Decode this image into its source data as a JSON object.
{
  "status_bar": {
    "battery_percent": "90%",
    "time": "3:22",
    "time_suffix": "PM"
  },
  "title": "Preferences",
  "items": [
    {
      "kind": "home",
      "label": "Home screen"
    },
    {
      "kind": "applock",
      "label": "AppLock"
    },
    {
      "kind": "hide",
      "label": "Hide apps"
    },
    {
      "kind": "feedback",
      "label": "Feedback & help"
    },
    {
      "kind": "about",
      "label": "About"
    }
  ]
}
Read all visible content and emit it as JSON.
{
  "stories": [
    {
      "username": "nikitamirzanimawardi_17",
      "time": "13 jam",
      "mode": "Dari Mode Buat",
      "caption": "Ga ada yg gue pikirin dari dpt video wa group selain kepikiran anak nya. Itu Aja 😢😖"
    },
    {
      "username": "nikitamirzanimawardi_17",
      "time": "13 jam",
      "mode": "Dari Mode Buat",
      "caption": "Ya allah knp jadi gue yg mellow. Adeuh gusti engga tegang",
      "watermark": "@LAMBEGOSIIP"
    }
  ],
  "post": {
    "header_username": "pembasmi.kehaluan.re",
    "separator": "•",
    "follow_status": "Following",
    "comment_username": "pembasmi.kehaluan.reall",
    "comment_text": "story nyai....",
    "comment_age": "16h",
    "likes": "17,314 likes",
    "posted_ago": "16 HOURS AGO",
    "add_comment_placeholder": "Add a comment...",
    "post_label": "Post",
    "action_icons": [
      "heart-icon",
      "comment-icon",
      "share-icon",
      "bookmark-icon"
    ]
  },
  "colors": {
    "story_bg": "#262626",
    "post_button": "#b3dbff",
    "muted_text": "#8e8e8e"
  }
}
************
Scan the listing above for the word "pembasmi" and show each line where it is found.

Finished answer:
    "header_username": "pembasmi.kehaluan.re",
    "comment_username": "pembasmi.kehaluan.reall",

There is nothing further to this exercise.